Recorded data
>> Begin
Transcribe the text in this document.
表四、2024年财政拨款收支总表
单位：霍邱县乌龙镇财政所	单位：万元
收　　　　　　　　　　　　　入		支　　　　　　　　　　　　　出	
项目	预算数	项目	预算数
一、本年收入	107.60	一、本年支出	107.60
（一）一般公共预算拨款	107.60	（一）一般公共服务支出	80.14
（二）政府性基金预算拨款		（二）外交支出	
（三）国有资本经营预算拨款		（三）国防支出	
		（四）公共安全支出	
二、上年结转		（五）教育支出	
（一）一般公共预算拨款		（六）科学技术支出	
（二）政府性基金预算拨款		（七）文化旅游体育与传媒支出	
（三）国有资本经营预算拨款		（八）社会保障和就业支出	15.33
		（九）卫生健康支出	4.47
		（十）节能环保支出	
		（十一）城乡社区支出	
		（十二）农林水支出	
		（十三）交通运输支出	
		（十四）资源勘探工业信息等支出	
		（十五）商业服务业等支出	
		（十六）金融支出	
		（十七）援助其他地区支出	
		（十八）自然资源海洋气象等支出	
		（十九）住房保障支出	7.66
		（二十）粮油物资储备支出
>> End
WHAT TO DO: Copy each line of the records above that carries the word "国有资本经营预算拨款".

FINAL RESULT:
（三）国有资本经营预算拨款		（三）国防支出	
（三）国有资本经营预算拨款		（八）社会保障和就业支出	15.33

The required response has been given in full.